(Records from a data collection)

-=-=-=-=-

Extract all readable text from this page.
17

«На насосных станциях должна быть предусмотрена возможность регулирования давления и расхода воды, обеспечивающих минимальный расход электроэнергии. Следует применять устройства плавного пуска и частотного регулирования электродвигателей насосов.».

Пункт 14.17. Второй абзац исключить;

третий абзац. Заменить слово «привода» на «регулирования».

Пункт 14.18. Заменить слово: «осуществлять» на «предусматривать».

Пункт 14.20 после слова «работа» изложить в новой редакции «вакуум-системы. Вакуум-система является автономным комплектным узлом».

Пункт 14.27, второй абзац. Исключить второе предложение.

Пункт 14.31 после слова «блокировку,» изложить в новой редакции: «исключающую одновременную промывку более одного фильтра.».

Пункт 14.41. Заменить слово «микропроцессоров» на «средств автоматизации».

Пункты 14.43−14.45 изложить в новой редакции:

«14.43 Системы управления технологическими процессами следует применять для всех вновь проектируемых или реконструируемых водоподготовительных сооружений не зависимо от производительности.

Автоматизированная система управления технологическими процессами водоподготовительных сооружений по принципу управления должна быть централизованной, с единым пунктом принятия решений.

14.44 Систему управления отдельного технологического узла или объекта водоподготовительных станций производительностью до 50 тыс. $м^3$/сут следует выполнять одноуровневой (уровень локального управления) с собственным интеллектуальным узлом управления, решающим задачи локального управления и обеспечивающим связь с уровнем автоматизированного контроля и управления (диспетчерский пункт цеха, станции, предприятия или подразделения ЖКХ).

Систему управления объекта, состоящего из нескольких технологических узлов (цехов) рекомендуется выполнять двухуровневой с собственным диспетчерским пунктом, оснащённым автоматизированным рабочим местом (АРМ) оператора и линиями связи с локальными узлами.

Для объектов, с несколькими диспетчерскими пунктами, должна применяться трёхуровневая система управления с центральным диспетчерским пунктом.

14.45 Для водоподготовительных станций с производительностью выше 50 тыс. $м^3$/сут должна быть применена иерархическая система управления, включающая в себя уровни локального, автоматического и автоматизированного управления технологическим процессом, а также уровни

-=-=-=-=-

AIM
Reproduce the data in its entirety, matching each character.

EXERCISE SOLUTION
Extract all readable text from this page.
17

«На насосных станциях должна быть предусмотрена возможность регулирования давления и расхода воды, обеспечивающих минимальный расход электроэнергии. Следует применять устройства плавного пуска и частотного регулирования электродвигателей насосов.».

Пункт 14.17. Второй абзац исключить;

третий абзац. Заменить слово «привода» на «регулирования».

Пункт 14.18. Заменить слово: «осуществлять» на «предусматривать».

Пункт 14.20 после слова «работа» изложить в новой редакции «вакуум-системы. Вакуум-система является автономным комплектным узлом».

Пункт 14.27, второй абзац. Исключить второе предложение.

Пункт 14.31 после слова «блокировку,» изложить в новой редакции: «исключающую одновременную промывку более одного фильтра.».

Пункт 14.41. Заменить слово «микропроцессоров» на «средств автоматизации».

Пункты 14.43−14.45 изложить в новой редакции:

«14.43 Системы управления технологическими процессами следует применять для всех вновь проектируемых или реконструируемых водоподготовительных сооружений не зависимо от производительности.

Автоматизированная система управления технологическими процессами водоподготовительных сооружений по принципу управления должна быть централизованной, с единым пунктом принятия решений.

14.44 Систему управления отдельного технологического узла или объекта водоподготовительных станций производительностью до 50 тыс. $м^3$/сут следует выполнять одноуровневой (уровень локального управления) с собственным интеллектуальным узлом управления, решающим задачи локального управления и обеспечивающим связь с уровнем автоматизированного контроля и управления (диспетчерский пункт цеха, станции, предприятия или подразделения ЖКХ).

Систему управления объекта, состоящего из нескольких технологических узлов (цехов) рекомендуется выполнять двухуровневой с собственным диспетчерским пунктом, оснащённым автоматизированным рабочим местом (АРМ) оператора и линиями связи с локальными узлами.

Для объектов, с несколькими диспетчерскими пунктами, должна применяться трёхуровневая система управления с центральным диспетчерским пунктом.

14.45 Для водоподготовительных станций с производительностью выше 50 тыс. $м^3$/сут должна быть применена иерархическая система управления, включающая в себя уровни локального, автоматического и автоматизированного управления технологическим процессом, а также уровни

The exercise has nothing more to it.